## GIVEN TASK
Transcribe each record below word for word.

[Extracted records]
※ ※ ※
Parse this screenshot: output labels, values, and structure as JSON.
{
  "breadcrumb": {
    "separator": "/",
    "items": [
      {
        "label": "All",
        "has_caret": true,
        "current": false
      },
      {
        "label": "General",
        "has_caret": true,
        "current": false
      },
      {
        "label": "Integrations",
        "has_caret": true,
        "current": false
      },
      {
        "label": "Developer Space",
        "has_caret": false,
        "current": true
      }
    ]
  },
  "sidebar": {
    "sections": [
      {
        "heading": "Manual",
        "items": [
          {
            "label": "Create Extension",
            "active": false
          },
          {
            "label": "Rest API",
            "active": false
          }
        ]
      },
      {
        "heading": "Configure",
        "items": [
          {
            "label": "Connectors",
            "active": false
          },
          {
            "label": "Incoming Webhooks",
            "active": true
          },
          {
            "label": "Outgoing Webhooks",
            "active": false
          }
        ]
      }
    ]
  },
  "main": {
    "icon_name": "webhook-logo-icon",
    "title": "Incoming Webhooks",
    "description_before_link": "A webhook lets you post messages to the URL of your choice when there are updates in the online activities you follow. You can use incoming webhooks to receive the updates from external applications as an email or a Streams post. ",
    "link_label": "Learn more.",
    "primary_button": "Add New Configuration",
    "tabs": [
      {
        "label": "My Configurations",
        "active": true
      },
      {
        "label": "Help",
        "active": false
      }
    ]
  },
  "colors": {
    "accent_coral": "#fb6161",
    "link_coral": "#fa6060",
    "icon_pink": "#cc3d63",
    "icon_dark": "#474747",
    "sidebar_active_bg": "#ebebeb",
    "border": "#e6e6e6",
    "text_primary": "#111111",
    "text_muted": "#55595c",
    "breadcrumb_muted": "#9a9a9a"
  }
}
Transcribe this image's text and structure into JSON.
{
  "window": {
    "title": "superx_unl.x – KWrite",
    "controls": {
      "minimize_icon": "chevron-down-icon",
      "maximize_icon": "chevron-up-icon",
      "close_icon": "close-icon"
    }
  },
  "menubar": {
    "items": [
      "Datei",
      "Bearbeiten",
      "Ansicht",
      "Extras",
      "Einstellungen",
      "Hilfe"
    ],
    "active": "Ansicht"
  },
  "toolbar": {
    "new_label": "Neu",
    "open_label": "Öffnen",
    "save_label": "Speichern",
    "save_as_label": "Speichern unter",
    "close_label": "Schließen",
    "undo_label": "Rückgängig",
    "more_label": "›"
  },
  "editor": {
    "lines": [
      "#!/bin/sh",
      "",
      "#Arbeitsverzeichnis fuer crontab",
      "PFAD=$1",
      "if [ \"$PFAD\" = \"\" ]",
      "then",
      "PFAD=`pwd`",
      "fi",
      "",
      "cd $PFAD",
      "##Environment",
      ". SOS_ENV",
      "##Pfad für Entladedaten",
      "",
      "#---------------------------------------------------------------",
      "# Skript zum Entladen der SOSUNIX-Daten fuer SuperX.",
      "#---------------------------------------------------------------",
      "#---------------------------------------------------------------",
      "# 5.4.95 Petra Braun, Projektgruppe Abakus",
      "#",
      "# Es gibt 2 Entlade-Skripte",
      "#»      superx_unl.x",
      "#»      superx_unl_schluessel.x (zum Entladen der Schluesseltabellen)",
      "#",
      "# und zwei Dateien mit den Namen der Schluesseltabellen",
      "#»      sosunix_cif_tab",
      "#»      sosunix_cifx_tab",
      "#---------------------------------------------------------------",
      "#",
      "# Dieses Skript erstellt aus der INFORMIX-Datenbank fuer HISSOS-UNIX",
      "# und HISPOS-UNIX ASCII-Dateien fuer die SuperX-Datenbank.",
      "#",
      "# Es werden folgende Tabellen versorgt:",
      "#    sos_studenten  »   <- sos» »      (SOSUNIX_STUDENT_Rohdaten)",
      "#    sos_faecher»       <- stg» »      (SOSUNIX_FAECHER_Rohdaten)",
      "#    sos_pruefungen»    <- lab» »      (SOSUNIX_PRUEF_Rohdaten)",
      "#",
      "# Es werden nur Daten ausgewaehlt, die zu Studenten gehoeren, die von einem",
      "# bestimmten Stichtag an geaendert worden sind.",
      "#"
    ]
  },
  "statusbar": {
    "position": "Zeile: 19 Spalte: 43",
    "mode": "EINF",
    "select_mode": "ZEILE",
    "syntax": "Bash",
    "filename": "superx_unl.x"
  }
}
※ ※ ※
## WRITTEN SOLUTION
Parse this screenshot: output labels, values, and structure as JSON.
{
  "breadcrumb": {
    "separator": "/",
    "items": [
      {
        "label": "All",
        "has_caret": true,
        "current": false
      },
      {
        "label": "General",
        "has_caret": true,
        "current": false
      },
      {
        "label": "Integrations",
        "has_caret": true,
        "current": false
      },
      {
        "label": "Developer Space",
        "has_caret": false,
        "current": true
      }
    ]
  },
  "sidebar": {
    "sections": [
      {
        "heading": "Manual",
        "items": [
          {
            "label": "Create Extension",
            "active": false
          },
          {
            "label": "Rest API",
            "active": false
          }
        ]
      },
      {
        "heading": "Configure",
        "items": [
          {
            "label": "Connectors",
            "active": false
          },
          {
            "label": "Incoming Webhooks",
            "active": true
          },
          {
            "label": "Outgoing Webhooks",
            "active": false
          }
        ]
      }
    ]
  },
  "main": {
    "icon_name": "webhook-logo-icon",
    "title": "Incoming Webhooks",
    "description_before_link": "A webhook lets you post messages to the URL of your choice when there are updates in the online activities you follow. You can use incoming webhooks to receive the updates from external applications as an email or a Streams post. ",
    "link_label": "Learn more.",
    "primary_button": "Add New Configuration",
    "tabs": [
      {
        "label": "My Configurations",
        "active": true
      },
      {
        "label": "Help",
        "active": false
      }
    ]
  },
  "colors": {
    "accent_coral": "#fb6161",
    "link_coral": "#fa6060",
    "icon_pink": "#cc3d63",
    "icon_dark": "#474747",
    "sidebar_active_bg": "#ebebeb",
    "border": "#e6e6e6",
    "text_primary": "#111111",
    "text_muted": "#55595c",
    "breadcrumb_muted": "#9a9a9a"
  }
}
Transcribe this image's text and structure into JSON.
{
  "window": {
    "title": "superx_unl.x – KWrite",
    "controls": {
      "minimize_icon": "chevron-down-icon",
      "maximize_icon": "chevron-up-icon",
      "close_icon": "close-icon"
    }
  },
  "menubar": {
    "items": [
      "Datei",
      "Bearbeiten",
      "Ansicht",
      "Extras",
      "Einstellungen",
      "Hilfe"
    ],
    "active": "Ansicht"
  },
  "toolbar": {
    "new_label": "Neu",
    "open_label": "Öffnen",
    "save_label": "Speichern",
    "save_as_label": "Speichern unter",
    "close_label": "Schließen",
    "undo_label": "Rückgängig",
    "more_label": "›"
  },
  "editor": {
    "lines": [
      "#!/bin/sh",
      "",
      "#Arbeitsverzeichnis fuer crontab",
      "PFAD=$1",
      "if [ \"$PFAD\" = \"\" ]",
      "then",
      "PFAD=`pwd`",
      "fi",
      "",
      "cd $PFAD",
      "##Environment",
      ". SOS_ENV",
      "##Pfad für Entladedaten",
      "",
      "#---------------------------------------------------------------",
      "# Skript zum Entladen der SOSUNIX-Daten fuer SuperX.",
      "#---------------------------------------------------------------",
      "#---------------------------------------------------------------",
      "# 5.4.95 Petra Braun, Projektgruppe Abakus",
      "#",
      "# Es gibt 2 Entlade-Skripte",
      "#»      superx_unl.x",
      "#»      superx_unl_schluessel.x (zum Entladen der Schluesseltabellen)",
      "#",
      "# und zwei Dateien mit den Namen der Schluesseltabellen",
      "#»      sosunix_cif_tab",
      "#»      sosunix_cifx_tab",
      "#---------------------------------------------------------------",
      "#",
      "# Dieses Skript erstellt aus der INFORMIX-Datenbank fuer HISSOS-UNIX",
      "# und HISPOS-UNIX ASCII-Dateien fuer die SuperX-Datenbank.",
      "#",
      "# Es werden folgende Tabellen versorgt:",
      "#    sos_studenten  »   <- sos» »      (SOSUNIX_STUDENT_Rohdaten)",
      "#    sos_faecher»       <- stg» »      (SOSUNIX_FAECHER_Rohdaten)",
      "#    sos_pruefungen»    <- lab» »      (SOSUNIX_PRUEF_Rohdaten)",
      "#",
      "# Es werden nur Daten ausgewaehlt, die zu Studenten gehoeren, die von einem",
      "# bestimmten Stichtag an geaendert worden sind.",
      "#"
    ]
  },
  "statusbar": {
    "position": "Zeile: 19 Spalte: 43",
    "mode": "EINF",
    "select_mode": "ZEILE",
    "syntax": "Bash",
    "filename": "superx_unl.x"
  }
}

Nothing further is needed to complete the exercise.